▸ Task statement: Check every line of the entries that follow, and copy the ones containing "bahan".

▸ Dataset records:

○ ○ ○

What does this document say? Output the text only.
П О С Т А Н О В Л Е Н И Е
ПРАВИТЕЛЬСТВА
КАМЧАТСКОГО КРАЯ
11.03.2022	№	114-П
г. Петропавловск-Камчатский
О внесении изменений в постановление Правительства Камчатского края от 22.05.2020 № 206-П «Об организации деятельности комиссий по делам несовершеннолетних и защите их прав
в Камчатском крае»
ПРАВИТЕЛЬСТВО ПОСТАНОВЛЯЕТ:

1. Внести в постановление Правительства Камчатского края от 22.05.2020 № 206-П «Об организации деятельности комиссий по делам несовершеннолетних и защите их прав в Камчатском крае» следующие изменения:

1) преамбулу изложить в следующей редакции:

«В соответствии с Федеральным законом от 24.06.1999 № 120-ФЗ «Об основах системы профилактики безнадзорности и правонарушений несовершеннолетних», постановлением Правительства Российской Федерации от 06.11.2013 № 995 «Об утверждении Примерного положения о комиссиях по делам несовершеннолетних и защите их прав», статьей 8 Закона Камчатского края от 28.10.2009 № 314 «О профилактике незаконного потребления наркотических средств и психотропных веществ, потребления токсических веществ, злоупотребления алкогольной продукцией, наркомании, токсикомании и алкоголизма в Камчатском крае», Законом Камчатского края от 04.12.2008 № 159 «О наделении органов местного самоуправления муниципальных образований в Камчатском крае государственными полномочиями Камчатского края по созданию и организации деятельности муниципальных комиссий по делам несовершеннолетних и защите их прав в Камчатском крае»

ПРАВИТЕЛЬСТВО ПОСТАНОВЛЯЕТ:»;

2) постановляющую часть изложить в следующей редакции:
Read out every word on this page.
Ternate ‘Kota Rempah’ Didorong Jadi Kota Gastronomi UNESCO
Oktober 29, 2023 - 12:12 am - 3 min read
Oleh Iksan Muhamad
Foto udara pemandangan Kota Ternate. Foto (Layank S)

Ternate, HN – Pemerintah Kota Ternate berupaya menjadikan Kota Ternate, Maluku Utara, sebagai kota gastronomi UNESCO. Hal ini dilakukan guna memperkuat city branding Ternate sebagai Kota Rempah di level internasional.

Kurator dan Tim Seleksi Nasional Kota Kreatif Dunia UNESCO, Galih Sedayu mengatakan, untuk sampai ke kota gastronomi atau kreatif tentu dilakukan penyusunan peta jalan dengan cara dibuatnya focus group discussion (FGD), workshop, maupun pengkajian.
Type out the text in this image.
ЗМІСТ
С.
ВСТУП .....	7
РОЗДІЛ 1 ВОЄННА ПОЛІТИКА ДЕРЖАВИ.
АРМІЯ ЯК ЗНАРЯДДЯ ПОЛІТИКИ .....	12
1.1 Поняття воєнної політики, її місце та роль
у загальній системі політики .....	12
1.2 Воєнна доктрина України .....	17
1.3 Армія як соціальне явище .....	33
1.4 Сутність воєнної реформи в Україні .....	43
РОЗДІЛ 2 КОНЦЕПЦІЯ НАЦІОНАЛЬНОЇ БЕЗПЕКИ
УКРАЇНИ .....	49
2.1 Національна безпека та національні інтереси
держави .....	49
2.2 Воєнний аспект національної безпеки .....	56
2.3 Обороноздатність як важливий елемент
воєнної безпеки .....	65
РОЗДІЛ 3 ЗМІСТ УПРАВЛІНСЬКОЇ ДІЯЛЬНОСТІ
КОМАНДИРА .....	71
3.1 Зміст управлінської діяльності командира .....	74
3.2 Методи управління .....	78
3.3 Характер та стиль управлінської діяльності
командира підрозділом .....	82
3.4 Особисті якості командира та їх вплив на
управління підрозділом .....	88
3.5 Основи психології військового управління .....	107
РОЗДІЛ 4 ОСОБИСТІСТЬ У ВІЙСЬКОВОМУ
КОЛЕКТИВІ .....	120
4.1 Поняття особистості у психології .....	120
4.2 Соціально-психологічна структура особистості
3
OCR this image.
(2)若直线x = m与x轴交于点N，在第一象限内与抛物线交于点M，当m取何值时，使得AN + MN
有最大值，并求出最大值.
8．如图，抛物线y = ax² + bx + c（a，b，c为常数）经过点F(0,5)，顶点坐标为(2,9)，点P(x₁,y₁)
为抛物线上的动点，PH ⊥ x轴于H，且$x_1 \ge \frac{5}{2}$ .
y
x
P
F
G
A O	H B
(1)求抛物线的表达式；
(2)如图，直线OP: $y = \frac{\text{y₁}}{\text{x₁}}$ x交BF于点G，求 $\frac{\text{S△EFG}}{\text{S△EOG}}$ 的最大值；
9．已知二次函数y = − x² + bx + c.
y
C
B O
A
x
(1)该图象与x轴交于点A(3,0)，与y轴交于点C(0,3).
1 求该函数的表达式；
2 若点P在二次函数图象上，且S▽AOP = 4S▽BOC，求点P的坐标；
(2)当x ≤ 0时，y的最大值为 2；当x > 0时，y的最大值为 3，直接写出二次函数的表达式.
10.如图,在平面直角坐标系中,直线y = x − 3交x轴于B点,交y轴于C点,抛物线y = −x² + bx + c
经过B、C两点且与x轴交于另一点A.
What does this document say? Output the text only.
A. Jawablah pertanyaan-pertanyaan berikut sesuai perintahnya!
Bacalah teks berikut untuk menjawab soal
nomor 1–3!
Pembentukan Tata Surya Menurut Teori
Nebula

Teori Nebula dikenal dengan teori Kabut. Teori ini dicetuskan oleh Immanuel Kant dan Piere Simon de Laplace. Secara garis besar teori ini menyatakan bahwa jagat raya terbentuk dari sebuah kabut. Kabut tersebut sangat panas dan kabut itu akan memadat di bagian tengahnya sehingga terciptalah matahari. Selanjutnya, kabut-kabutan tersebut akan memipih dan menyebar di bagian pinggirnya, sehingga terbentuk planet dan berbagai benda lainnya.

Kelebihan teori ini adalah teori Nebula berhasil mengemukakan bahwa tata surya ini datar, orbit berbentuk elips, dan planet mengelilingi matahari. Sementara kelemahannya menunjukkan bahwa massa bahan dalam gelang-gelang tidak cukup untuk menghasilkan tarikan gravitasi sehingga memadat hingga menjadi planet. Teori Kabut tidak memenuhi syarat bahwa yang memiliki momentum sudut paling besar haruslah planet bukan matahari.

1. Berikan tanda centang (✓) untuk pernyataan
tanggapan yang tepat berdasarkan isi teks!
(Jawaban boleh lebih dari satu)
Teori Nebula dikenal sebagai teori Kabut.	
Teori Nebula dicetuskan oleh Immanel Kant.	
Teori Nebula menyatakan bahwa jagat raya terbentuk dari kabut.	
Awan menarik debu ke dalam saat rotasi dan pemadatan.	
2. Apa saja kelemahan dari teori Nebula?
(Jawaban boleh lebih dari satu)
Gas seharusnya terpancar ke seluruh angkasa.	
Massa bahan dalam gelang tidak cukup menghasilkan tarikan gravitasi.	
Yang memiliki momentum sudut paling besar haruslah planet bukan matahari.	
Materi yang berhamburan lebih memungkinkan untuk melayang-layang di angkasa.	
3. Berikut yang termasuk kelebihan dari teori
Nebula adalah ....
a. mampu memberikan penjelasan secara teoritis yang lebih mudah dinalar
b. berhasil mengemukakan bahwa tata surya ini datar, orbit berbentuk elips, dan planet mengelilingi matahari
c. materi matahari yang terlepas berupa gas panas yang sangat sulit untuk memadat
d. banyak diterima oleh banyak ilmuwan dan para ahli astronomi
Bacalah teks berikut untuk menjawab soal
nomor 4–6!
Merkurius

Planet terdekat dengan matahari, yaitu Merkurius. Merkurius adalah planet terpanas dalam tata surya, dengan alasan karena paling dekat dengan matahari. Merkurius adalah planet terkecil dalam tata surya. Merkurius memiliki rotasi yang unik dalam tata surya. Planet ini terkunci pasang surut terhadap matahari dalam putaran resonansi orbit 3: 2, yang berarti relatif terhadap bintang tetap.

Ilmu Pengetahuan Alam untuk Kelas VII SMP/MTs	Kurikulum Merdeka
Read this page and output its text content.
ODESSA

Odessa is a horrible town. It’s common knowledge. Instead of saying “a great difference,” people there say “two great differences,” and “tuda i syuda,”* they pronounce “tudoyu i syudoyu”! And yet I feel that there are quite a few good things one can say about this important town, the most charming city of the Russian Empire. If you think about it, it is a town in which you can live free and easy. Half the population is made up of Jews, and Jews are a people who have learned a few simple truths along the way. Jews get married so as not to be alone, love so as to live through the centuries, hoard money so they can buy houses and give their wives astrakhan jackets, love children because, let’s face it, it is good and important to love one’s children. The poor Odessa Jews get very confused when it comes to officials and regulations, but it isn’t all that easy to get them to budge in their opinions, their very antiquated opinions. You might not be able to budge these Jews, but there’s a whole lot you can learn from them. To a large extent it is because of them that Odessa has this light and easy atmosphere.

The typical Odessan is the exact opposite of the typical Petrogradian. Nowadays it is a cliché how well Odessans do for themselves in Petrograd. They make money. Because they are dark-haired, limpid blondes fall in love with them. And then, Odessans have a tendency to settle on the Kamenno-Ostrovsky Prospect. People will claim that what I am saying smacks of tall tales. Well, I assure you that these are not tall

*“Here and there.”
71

○ ○ ○

▸ Complete output:
Kelebihan teori ini adalah teori Nebula berhasil mengemukakan bahwa tata surya ini datar, orbit berbentuk elips, dan planet mengelilingi matahari. Sementara kelemahannya menunjukkan bahwa massa bahan dalam gelang-gelang tidak cukup untuk menghasilkan tarikan gravitasi sehingga memadat hingga menjadi planet. Teori Kabut tidak memenuhi syarat bahwa yang memiliki momentum sudut paling besar haruslah planet bukan matahari.
Massa bahan dalam gelang tidak cukup menghasilkan tarikan gravitasi.	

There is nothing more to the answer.